Provided data:
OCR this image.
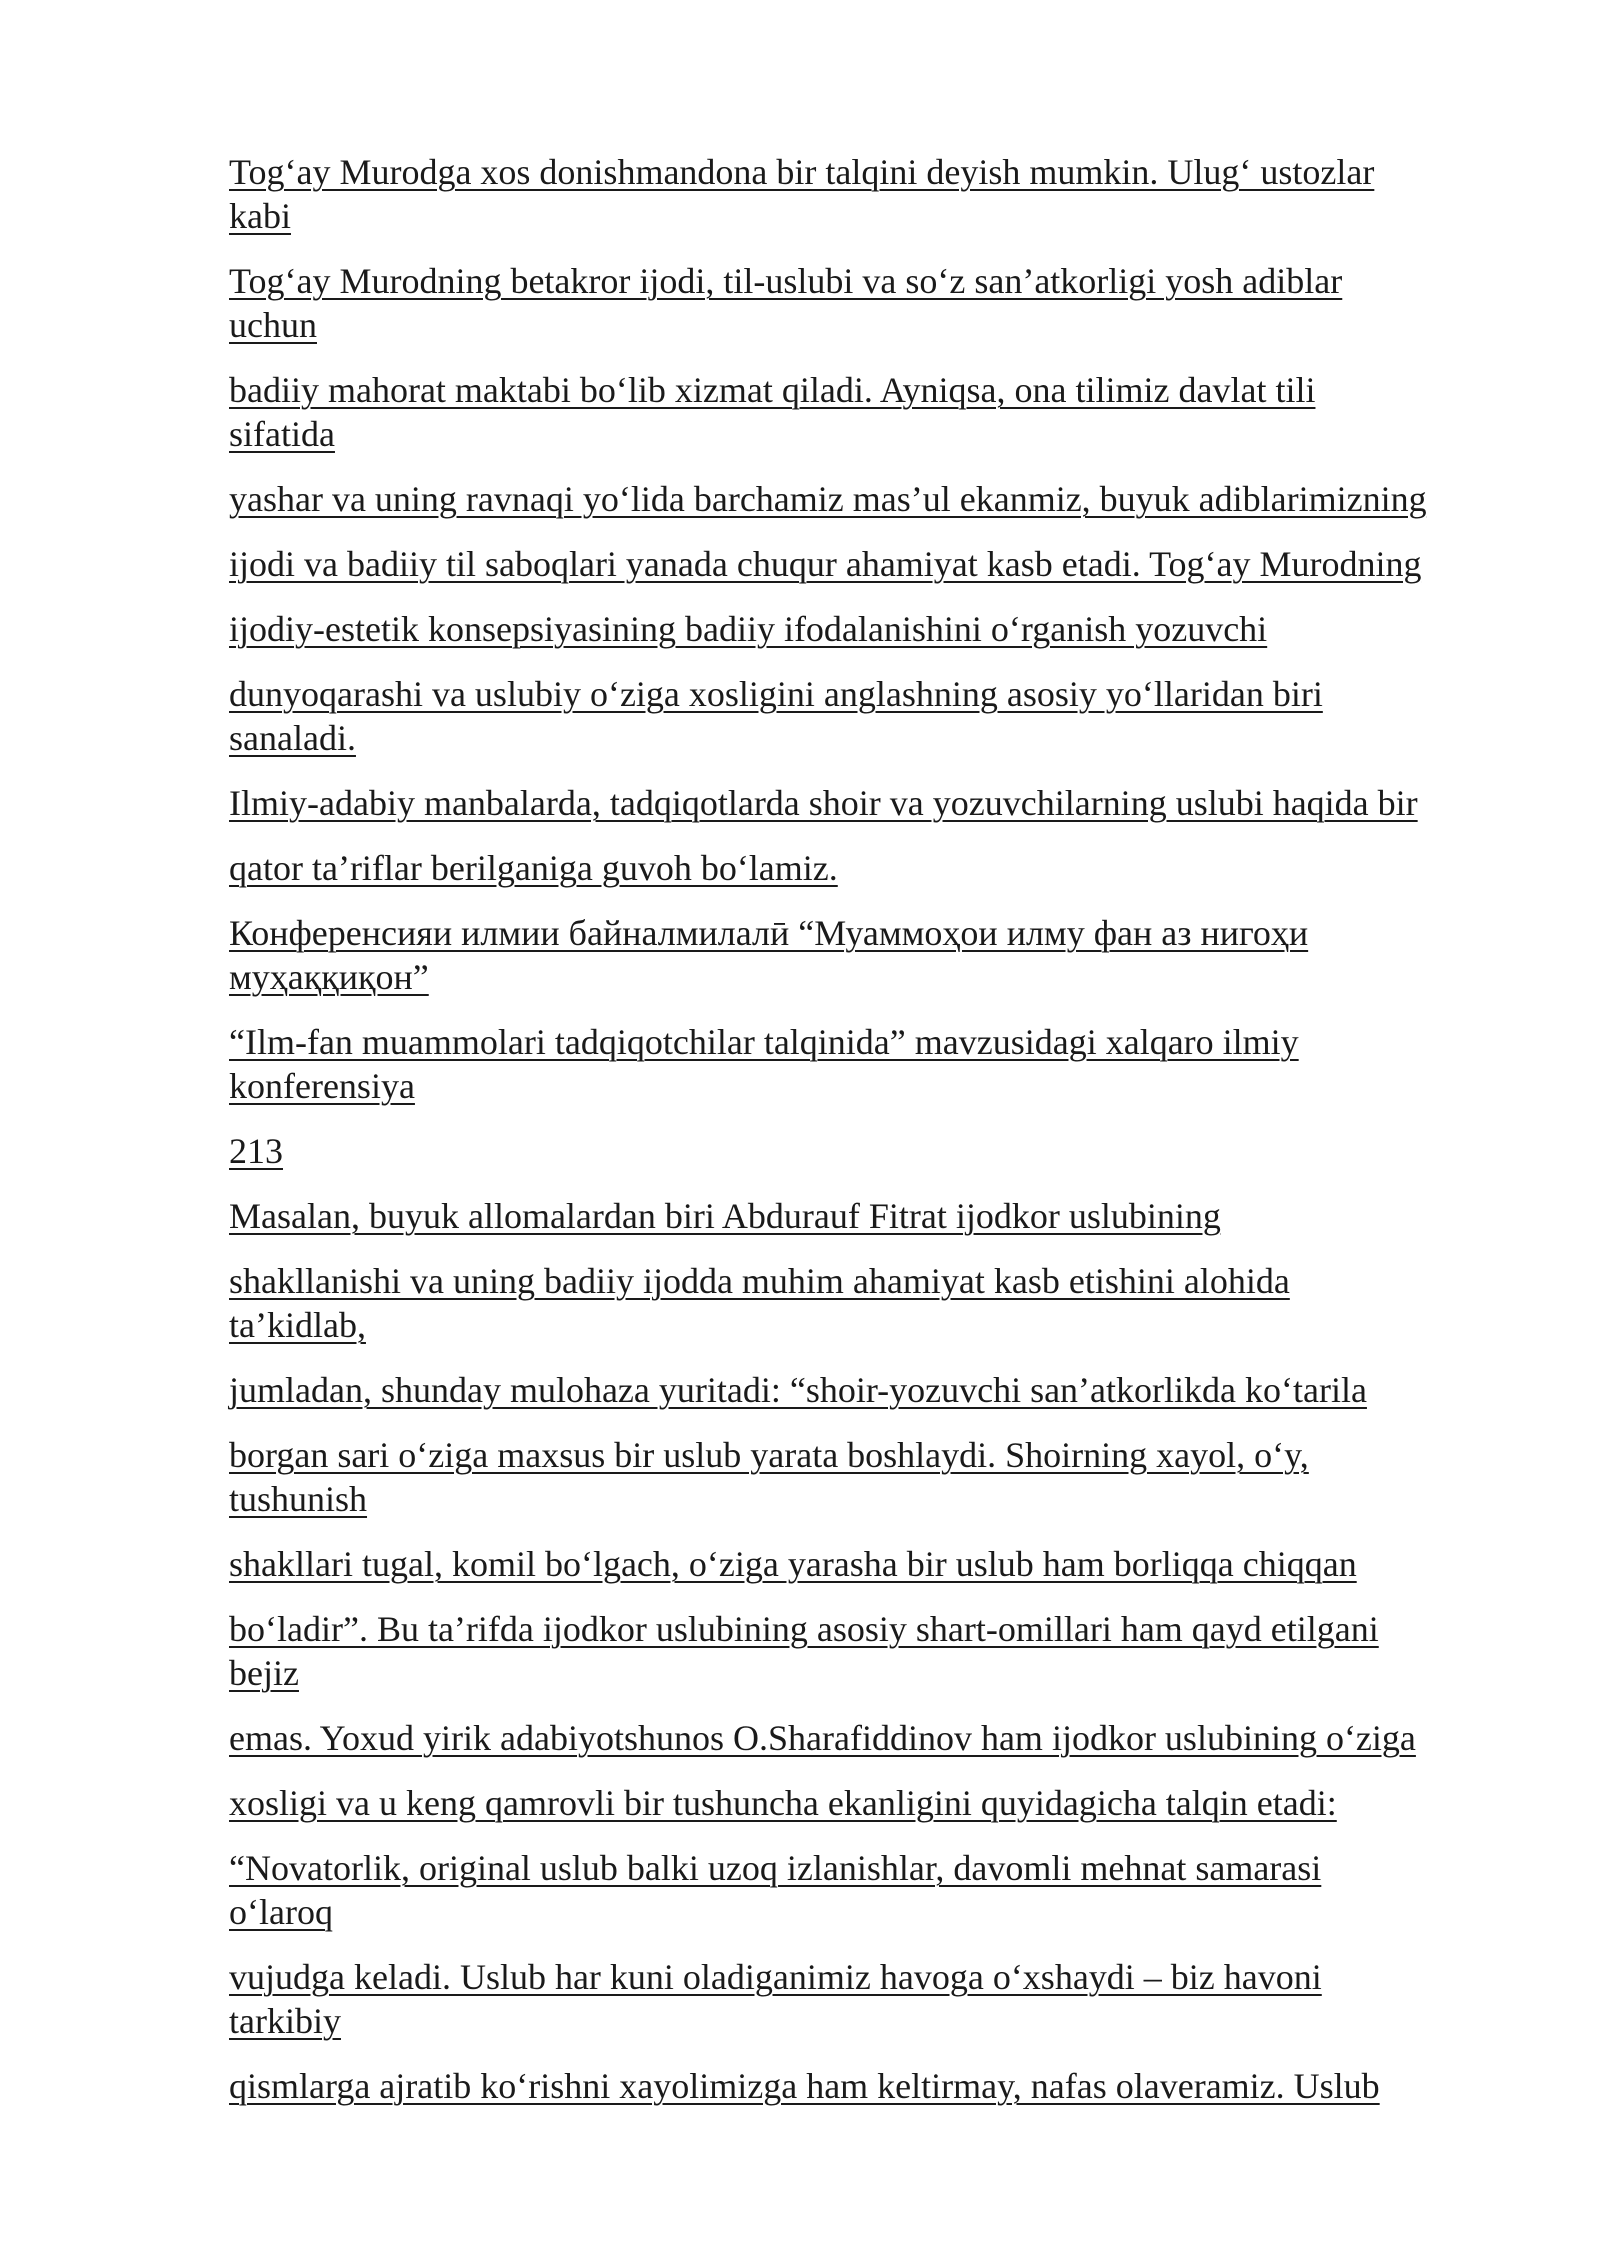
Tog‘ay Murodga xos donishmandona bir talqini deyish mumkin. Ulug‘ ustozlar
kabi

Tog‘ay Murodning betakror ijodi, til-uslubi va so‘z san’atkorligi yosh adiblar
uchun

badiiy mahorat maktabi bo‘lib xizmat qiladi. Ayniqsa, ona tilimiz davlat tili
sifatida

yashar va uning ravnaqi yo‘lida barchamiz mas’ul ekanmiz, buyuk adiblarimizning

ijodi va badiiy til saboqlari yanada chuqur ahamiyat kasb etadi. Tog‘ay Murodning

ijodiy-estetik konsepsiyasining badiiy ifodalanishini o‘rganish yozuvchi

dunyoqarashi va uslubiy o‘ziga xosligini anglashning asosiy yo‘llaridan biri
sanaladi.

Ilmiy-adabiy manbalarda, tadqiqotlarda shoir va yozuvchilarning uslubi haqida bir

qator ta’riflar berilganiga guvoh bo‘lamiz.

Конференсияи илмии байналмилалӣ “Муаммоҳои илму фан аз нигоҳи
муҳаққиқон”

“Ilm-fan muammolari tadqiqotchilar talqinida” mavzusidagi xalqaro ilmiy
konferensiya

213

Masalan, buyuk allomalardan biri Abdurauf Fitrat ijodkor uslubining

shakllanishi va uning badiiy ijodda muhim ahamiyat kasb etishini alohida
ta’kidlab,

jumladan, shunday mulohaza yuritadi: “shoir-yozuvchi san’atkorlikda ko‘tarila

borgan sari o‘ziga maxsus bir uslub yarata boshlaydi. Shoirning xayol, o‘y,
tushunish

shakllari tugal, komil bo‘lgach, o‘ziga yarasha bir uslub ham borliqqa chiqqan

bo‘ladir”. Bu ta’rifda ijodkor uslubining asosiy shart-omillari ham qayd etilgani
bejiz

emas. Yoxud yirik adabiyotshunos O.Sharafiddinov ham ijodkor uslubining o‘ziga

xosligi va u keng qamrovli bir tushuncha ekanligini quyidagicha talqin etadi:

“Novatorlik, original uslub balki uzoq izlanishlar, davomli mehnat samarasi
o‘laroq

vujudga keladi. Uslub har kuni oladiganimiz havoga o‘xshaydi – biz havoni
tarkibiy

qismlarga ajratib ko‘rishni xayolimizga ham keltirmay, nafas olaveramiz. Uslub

---

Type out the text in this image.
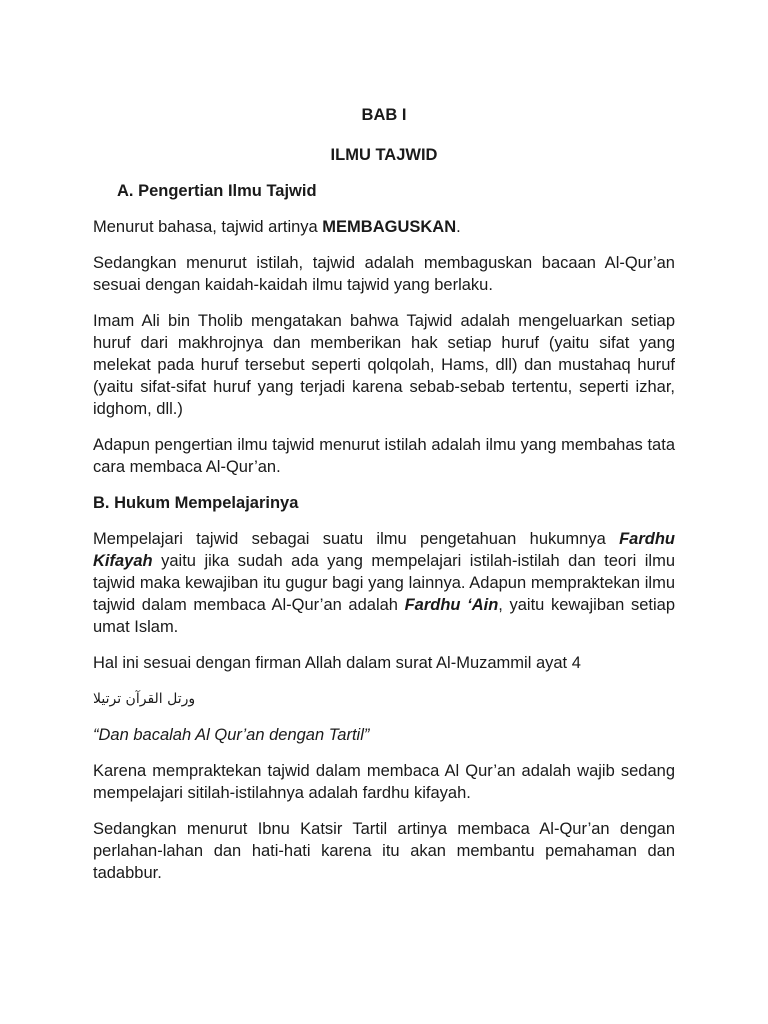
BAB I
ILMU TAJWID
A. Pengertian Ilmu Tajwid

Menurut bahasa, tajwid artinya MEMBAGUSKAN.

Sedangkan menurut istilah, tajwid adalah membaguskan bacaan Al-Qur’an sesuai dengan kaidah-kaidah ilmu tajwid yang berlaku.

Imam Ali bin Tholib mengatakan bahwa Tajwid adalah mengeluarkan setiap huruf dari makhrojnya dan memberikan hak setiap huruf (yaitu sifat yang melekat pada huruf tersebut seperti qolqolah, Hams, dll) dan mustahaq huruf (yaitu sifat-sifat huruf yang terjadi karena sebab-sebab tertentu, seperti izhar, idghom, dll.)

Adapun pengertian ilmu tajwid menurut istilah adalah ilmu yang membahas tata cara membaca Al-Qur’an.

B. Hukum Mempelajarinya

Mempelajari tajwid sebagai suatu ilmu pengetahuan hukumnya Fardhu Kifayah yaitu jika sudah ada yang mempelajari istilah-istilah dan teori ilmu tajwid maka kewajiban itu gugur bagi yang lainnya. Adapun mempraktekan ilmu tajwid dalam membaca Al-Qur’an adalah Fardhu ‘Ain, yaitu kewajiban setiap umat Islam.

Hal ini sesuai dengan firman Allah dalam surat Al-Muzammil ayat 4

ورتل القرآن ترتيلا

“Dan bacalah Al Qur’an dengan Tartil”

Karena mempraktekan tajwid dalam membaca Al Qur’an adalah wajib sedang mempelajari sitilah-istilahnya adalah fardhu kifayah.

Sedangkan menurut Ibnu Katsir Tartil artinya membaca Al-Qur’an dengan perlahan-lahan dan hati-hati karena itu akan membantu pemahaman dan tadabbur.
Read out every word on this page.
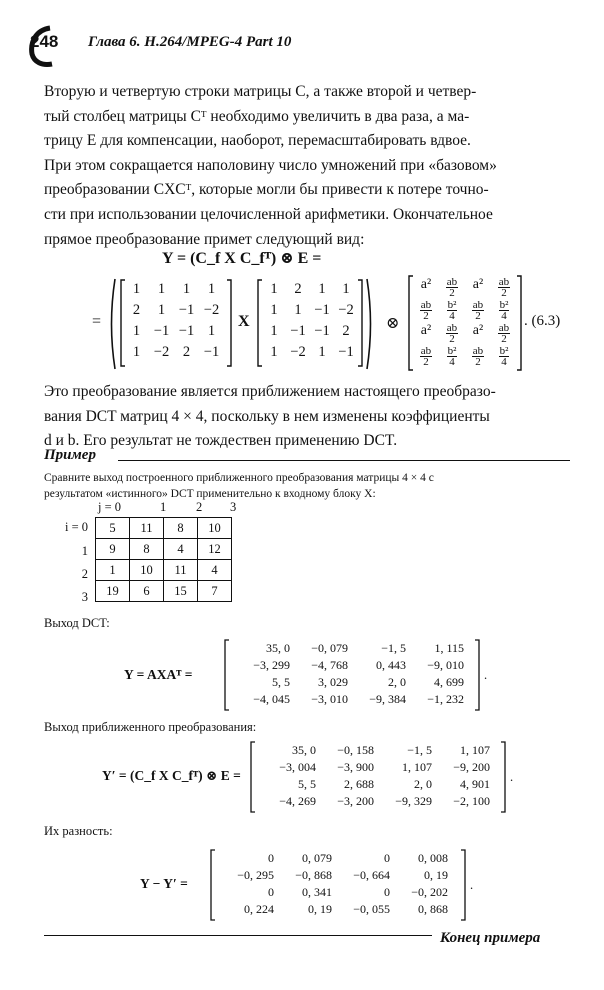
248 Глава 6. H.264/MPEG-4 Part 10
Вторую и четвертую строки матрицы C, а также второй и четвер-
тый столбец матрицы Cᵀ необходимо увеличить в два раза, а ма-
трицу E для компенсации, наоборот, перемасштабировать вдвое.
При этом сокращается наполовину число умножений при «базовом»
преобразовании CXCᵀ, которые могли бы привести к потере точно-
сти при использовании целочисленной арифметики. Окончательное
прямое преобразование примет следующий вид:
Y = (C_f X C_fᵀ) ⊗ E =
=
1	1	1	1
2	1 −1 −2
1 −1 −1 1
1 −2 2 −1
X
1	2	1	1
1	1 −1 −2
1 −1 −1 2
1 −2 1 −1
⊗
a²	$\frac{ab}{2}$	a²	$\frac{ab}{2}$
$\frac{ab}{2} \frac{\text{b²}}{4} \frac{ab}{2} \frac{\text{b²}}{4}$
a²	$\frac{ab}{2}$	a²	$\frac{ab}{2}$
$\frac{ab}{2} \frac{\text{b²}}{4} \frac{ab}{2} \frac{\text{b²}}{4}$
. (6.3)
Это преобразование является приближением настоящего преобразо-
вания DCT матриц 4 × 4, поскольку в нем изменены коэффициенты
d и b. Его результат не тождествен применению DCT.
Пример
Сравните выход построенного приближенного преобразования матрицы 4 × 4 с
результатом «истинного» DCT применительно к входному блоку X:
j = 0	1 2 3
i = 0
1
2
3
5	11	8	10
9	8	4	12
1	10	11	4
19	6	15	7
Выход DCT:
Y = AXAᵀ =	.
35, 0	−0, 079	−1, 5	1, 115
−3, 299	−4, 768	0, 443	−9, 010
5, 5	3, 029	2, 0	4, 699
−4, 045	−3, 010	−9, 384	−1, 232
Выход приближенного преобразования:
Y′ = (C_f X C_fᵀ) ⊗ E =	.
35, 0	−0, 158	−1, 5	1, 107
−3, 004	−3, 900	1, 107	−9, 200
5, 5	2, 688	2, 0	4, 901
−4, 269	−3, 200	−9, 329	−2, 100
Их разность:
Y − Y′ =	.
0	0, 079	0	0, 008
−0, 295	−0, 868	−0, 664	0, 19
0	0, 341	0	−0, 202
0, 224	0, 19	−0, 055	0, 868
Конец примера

What the task asks:
Each line in the data that holds the string "kasb" should be found and copied.

Solution to this task:
ijodi va badiiy til saboqlari yanada chuqur ahamiyat kasb etadi. Tog‘ay Murodning
shakllanishi va uning badiiy ijodda muhim ahamiyat kasb etishini alohida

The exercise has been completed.